------ Supplied data

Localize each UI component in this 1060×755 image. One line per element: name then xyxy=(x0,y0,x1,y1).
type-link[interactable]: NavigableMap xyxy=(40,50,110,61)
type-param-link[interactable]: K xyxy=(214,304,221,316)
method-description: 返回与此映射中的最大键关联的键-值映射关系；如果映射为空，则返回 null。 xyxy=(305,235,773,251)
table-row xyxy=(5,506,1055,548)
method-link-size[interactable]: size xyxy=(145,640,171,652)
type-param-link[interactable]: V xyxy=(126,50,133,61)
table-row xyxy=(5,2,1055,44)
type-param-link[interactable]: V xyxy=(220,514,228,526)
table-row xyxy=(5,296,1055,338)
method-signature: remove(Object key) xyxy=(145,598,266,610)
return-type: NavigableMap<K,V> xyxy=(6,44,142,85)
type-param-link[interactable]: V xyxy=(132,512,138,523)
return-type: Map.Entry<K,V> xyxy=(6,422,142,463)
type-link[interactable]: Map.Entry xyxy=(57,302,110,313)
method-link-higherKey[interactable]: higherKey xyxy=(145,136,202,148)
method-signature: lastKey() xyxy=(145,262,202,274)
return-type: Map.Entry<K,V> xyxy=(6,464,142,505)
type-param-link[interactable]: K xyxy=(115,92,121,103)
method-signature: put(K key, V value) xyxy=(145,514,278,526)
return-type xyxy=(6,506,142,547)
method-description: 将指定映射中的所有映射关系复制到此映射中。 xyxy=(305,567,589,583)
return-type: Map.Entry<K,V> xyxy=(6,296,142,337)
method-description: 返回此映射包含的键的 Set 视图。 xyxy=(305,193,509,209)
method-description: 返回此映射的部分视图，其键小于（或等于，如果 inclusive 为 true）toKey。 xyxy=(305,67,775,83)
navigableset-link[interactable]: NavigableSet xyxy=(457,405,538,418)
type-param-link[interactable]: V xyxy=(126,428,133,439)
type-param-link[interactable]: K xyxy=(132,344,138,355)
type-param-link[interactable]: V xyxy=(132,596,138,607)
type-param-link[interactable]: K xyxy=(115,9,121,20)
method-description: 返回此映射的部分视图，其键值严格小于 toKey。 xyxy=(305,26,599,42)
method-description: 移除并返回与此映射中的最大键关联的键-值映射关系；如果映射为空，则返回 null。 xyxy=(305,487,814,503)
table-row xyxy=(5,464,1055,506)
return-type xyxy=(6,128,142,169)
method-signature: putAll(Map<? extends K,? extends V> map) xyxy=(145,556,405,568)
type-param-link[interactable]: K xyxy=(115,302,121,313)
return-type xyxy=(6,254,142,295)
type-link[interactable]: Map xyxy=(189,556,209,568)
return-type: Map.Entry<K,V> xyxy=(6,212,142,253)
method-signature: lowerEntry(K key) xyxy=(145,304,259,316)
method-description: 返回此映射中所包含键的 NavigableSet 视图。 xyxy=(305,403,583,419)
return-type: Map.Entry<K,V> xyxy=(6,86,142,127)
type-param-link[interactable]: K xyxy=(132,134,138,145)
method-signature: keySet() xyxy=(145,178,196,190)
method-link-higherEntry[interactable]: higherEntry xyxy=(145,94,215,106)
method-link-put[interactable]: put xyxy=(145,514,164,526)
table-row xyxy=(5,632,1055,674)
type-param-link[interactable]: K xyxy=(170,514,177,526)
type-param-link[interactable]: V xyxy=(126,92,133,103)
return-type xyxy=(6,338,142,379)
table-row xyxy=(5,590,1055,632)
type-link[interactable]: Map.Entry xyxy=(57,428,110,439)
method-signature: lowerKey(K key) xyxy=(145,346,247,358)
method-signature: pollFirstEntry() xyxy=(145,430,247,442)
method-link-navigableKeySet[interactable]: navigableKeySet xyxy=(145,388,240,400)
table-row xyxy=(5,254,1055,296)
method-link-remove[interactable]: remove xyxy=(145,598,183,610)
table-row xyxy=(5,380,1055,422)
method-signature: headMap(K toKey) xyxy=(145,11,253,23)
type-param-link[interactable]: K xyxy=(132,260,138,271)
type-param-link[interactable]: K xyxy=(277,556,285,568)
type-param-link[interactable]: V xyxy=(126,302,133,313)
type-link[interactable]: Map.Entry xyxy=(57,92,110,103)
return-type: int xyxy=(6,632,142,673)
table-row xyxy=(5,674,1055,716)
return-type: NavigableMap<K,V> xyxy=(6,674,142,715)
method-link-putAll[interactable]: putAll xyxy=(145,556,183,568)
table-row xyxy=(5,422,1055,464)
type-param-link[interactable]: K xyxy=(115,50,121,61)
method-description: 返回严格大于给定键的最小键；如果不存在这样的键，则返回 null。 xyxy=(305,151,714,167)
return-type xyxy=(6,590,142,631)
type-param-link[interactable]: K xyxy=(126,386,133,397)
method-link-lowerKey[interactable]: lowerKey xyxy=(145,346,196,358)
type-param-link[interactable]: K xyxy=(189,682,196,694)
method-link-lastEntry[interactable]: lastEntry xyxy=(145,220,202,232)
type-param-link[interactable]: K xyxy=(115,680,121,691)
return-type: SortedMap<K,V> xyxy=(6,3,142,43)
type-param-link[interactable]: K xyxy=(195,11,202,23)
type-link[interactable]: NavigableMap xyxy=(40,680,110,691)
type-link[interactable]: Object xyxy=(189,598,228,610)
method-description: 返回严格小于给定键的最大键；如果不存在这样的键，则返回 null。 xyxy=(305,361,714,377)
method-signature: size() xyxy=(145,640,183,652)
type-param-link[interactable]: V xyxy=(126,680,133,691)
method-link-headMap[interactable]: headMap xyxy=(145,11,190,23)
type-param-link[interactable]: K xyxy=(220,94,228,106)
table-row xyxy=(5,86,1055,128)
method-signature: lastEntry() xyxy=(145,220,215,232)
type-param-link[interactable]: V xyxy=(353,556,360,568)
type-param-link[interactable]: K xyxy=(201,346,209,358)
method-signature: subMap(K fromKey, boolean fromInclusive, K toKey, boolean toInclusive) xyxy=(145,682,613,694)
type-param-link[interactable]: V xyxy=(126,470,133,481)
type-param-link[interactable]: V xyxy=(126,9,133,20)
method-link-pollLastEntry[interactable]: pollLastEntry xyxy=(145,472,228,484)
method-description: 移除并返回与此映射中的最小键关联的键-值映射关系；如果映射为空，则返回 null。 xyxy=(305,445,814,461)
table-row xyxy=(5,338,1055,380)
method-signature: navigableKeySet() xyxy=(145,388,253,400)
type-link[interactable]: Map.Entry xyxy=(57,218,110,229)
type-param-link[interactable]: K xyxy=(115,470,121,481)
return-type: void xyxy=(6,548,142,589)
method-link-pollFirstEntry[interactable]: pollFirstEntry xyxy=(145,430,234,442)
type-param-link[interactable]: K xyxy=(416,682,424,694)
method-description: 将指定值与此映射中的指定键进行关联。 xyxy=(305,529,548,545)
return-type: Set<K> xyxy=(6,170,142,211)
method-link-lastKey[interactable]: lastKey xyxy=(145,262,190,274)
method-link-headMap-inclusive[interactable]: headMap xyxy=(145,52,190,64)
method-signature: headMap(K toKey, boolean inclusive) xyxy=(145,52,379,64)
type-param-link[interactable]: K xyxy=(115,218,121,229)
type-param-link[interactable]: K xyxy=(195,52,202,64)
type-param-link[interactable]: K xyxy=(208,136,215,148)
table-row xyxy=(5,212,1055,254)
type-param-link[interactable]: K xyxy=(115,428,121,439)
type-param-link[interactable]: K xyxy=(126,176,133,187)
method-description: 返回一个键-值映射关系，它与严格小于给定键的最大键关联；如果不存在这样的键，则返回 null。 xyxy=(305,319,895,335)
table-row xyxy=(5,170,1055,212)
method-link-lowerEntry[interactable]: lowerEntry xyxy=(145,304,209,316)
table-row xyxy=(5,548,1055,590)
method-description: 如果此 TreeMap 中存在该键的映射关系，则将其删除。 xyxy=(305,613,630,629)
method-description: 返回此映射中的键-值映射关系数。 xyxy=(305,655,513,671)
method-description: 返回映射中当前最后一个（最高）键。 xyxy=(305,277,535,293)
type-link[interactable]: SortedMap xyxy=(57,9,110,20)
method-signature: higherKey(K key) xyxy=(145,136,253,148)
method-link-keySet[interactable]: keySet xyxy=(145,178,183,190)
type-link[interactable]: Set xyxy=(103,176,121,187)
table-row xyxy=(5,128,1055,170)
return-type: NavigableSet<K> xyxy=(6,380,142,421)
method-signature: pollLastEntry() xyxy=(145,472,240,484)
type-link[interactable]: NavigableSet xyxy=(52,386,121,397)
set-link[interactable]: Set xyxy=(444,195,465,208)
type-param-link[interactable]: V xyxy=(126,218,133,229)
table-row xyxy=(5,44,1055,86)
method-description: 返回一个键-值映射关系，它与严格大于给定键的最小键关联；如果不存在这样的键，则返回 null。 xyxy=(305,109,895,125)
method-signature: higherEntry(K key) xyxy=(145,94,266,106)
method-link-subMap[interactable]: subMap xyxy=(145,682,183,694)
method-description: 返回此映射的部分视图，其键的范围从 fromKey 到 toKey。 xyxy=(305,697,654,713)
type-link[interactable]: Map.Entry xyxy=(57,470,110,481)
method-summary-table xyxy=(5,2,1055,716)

------------

§ Exercise
Please copy out the records unchanged, starting with their first line and going on through the line containing "return-type xyxy=(6,128,142,169)", including that line.

§ Correct answer
Localize each UI component in this 1060×755 image. One line per element: name then xyxy=(x0,y0,x1,y1).
type-link[interactable]: NavigableMap xyxy=(40,50,110,61)
type-param-link[interactable]: K xyxy=(214,304,221,316)
method-description: 返回与此映射中的最大键关联的键-值映射关系；如果映射为空，则返回 null。 xyxy=(305,235,773,251)
table-row xyxy=(5,506,1055,548)
method-link-size[interactable]: size xyxy=(145,640,171,652)
type-param-link[interactable]: V xyxy=(126,50,133,61)
table-row xyxy=(5,2,1055,44)
type-param-link[interactable]: V xyxy=(220,514,228,526)
table-row xyxy=(5,296,1055,338)
method-signature: remove(Object key) xyxy=(145,598,266,610)
return-type: NavigableMap<K,V> xyxy=(6,44,142,85)
type-param-link[interactable]: V xyxy=(132,512,138,523)
return-type: Map.Entry<K,V> xyxy=(6,422,142,463)
type-link[interactable]: Map.Entry xyxy=(57,302,110,313)
method-link-higherKey[interactable]: higherKey xyxy=(145,136,202,148)
method-signature: lastKey() xyxy=(145,262,202,274)
return-type: Map.Entry<K,V> xyxy=(6,464,142,505)
type-param-link[interactable]: K xyxy=(115,92,121,103)
method-signature: put(K key, V value) xyxy=(145,514,278,526)
return-type xyxy=(6,506,142,547)
method-description: 将指定映射中的所有映射关系复制到此映射中。 xyxy=(305,567,589,583)
return-type: Map.Entry<K,V> xyxy=(6,296,142,337)
method-description: 返回此映射包含的键的 Set 视图。 xyxy=(305,193,509,209)
method-description: 返回此映射的部分视图，其键小于（或等于，如果 inclusive 为 true）toKey。 xyxy=(305,67,775,83)
navigableset-link[interactable]: NavigableSet xyxy=(457,405,538,418)
type-param-link[interactable]: V xyxy=(126,428,133,439)
type-param-link[interactable]: K xyxy=(132,344,138,355)
type-param-link[interactable]: V xyxy=(132,596,138,607)
type-param-link[interactable]: K xyxy=(115,9,121,20)
method-description: 返回此映射的部分视图，其键值严格小于 toKey。 xyxy=(305,26,599,42)
method-description: 移除并返回与此映射中的最大键关联的键-值映射关系；如果映射为空，则返回 null。 xyxy=(305,487,814,503)
table-row xyxy=(5,464,1055,506)
return-type xyxy=(6,128,142,169)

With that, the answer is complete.